Each line that includes "document" must be copied from the records.

=== Begin Enclosure ===

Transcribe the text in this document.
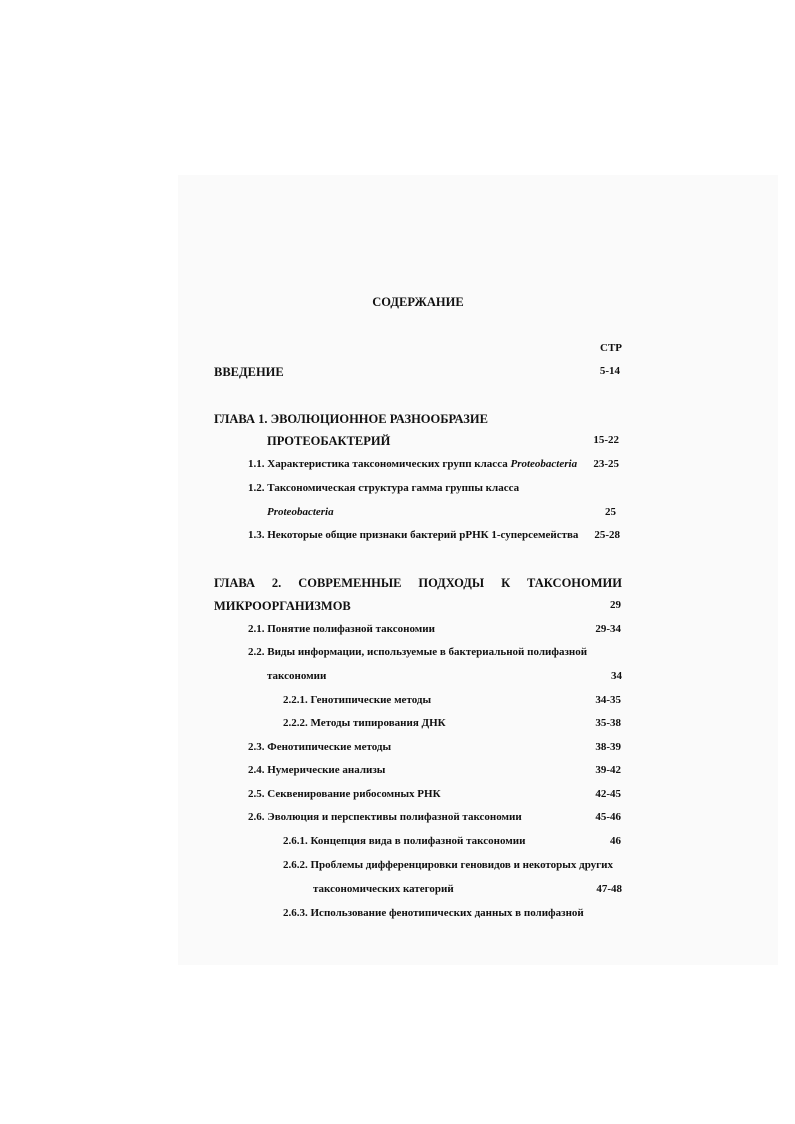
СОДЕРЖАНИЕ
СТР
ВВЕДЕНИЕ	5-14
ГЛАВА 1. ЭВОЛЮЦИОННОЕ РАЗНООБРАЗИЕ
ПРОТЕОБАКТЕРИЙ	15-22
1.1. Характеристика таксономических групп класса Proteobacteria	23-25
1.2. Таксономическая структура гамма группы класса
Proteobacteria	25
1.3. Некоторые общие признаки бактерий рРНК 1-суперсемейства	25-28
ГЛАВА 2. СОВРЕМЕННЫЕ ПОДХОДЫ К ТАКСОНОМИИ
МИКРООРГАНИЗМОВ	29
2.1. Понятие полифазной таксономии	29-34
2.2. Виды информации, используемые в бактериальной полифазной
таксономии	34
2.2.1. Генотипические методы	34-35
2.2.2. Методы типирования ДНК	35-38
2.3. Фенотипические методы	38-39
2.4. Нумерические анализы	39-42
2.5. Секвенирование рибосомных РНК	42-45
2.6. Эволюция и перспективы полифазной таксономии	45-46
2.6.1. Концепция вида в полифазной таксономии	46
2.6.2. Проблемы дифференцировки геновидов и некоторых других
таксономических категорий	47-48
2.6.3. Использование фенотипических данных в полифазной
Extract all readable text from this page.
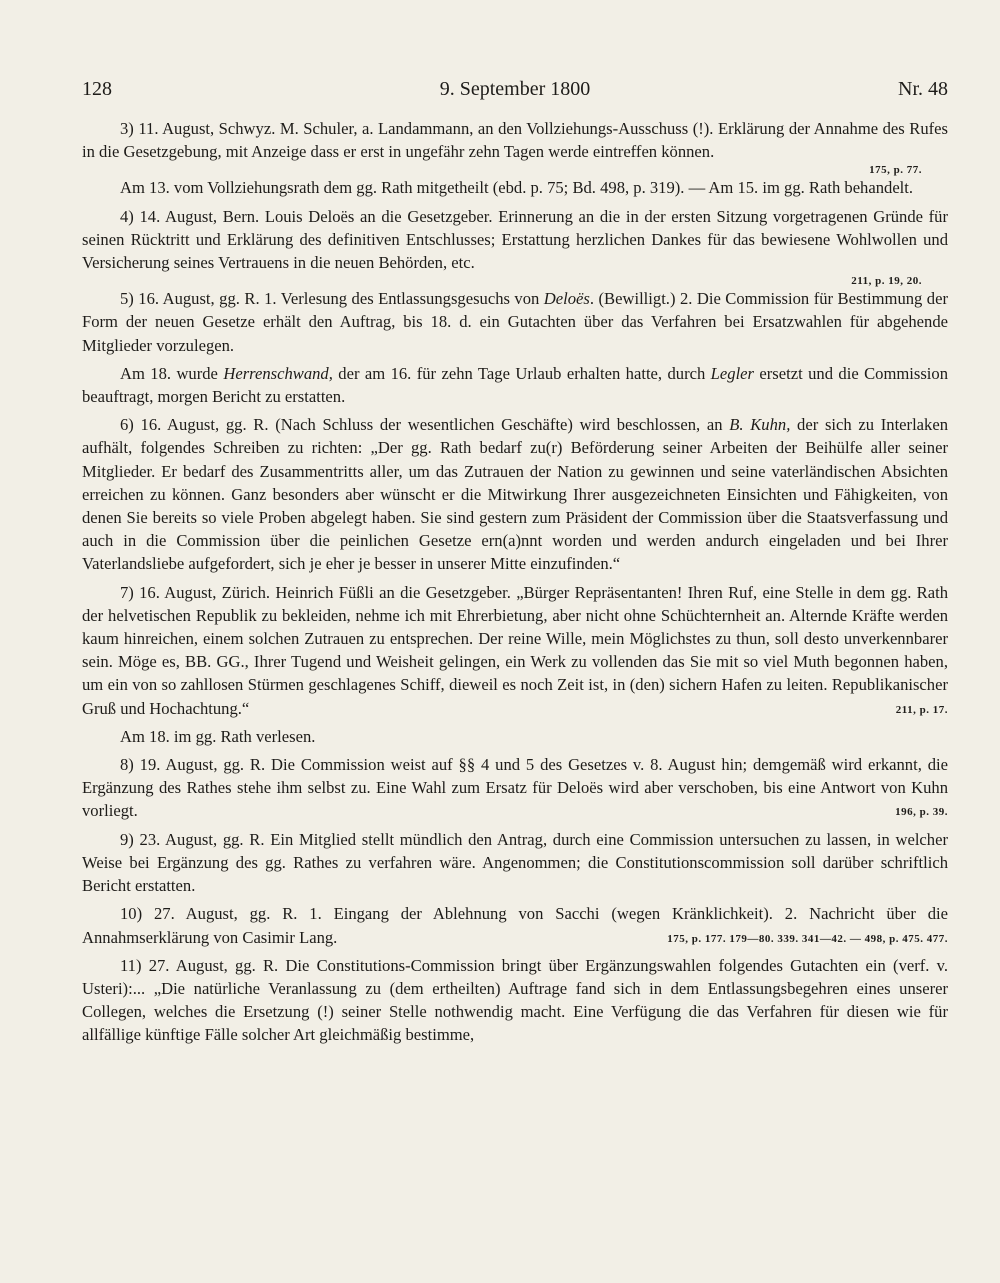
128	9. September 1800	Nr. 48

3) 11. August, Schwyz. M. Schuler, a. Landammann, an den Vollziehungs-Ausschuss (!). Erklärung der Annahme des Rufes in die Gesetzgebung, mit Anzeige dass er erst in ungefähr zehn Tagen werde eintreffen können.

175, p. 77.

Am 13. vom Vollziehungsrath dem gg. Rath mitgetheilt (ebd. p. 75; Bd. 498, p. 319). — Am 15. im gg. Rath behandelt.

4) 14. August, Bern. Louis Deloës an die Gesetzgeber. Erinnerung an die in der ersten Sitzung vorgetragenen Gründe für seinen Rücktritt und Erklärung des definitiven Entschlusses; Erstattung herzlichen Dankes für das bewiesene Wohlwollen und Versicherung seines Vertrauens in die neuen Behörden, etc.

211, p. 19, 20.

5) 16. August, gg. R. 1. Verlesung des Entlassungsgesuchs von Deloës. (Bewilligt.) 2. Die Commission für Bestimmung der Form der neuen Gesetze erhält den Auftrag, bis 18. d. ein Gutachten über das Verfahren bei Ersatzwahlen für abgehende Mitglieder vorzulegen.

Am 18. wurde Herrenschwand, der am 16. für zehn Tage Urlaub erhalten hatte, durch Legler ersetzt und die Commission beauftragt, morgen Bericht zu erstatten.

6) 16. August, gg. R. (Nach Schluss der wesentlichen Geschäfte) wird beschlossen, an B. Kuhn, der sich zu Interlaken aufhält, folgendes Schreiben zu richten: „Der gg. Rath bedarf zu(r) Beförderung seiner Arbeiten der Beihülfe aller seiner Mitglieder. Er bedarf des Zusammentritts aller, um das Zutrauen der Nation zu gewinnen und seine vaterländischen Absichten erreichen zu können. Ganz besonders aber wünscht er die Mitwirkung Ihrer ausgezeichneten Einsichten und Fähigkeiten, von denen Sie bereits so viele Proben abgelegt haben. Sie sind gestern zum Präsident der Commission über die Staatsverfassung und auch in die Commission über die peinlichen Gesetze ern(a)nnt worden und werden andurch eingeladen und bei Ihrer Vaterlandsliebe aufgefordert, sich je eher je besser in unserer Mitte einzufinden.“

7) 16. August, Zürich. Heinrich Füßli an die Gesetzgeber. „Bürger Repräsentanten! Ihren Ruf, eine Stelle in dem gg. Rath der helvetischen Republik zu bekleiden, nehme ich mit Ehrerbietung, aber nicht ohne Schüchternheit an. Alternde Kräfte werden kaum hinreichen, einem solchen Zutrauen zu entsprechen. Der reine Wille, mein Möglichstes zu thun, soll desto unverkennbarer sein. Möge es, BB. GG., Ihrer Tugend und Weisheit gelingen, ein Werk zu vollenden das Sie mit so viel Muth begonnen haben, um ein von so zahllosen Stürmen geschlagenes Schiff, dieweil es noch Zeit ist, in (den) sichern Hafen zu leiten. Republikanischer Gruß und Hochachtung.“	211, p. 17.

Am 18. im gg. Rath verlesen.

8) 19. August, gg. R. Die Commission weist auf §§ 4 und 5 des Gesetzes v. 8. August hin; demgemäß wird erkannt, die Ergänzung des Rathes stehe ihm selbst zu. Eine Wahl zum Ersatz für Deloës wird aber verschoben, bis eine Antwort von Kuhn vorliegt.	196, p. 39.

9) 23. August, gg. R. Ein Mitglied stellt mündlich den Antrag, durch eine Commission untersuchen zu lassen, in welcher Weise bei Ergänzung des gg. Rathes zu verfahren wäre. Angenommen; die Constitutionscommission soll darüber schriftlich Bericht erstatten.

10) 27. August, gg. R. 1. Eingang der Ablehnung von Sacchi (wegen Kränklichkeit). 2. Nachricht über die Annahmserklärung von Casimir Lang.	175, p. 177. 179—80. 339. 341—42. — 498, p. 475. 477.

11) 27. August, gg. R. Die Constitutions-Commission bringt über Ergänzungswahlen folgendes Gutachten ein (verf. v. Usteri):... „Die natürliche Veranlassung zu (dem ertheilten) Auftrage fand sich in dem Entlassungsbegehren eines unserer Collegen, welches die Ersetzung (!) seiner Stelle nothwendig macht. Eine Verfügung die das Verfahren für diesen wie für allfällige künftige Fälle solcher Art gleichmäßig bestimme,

=== End Enclosure ===
=== Begin Enclosure ===

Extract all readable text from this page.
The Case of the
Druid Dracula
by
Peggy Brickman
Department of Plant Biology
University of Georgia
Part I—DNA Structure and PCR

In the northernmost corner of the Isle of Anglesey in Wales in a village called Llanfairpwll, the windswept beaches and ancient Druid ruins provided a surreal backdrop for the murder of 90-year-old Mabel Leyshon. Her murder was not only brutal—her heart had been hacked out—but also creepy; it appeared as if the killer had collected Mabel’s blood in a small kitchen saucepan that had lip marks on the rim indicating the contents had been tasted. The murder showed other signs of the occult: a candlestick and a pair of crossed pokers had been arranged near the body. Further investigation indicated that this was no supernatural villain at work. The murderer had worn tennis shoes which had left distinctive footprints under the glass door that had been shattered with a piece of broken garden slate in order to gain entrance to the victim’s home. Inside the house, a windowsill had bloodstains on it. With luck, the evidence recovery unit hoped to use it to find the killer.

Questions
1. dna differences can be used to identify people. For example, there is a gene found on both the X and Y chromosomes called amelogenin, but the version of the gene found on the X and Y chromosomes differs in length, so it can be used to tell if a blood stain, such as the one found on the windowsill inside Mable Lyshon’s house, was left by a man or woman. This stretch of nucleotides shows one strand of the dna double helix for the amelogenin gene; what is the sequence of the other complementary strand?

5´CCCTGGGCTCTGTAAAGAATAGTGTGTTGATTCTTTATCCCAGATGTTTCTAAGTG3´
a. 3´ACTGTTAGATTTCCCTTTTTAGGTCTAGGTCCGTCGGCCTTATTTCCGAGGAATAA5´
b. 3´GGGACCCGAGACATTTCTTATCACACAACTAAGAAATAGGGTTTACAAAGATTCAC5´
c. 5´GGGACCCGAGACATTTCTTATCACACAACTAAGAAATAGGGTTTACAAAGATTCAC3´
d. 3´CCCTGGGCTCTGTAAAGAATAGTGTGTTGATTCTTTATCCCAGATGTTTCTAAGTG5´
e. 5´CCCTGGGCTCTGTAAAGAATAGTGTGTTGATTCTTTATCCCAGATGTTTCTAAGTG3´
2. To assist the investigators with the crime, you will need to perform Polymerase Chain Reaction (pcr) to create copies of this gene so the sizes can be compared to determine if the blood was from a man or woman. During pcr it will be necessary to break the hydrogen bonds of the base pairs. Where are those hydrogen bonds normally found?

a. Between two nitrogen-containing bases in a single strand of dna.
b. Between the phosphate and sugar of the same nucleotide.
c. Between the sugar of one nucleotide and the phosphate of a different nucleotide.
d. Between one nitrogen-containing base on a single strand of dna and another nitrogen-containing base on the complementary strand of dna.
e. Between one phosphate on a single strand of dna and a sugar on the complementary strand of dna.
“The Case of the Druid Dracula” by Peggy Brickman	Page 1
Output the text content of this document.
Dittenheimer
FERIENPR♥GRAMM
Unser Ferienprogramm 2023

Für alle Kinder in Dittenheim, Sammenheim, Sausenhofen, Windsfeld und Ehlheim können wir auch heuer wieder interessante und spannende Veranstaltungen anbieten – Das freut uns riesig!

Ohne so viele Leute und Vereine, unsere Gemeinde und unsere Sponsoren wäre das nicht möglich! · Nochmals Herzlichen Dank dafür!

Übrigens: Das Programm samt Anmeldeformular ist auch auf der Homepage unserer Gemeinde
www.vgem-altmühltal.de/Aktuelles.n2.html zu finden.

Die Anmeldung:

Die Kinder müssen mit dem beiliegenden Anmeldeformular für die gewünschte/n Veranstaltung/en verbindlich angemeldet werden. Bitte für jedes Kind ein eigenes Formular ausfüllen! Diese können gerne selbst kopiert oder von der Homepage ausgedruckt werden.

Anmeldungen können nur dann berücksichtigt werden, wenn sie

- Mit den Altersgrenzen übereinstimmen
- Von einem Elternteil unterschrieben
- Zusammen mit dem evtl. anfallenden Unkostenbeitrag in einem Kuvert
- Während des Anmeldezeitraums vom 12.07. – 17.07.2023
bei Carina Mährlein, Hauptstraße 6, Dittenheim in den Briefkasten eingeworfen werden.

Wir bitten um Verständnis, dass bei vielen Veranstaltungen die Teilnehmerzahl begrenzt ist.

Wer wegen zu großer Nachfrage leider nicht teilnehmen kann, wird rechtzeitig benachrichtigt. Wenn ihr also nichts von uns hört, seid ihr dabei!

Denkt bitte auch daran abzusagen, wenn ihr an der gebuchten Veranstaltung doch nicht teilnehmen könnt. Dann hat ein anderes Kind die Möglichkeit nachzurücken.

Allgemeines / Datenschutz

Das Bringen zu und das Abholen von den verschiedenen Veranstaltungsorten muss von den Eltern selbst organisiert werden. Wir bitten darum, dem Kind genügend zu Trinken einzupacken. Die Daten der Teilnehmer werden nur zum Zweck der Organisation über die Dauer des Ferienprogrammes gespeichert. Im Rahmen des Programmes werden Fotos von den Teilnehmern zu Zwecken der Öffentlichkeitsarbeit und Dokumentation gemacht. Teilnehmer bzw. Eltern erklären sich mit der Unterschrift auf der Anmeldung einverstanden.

=== End Enclosure ===

Output for this exercise:
Transcribe the text in this document.
Output the text content of this document.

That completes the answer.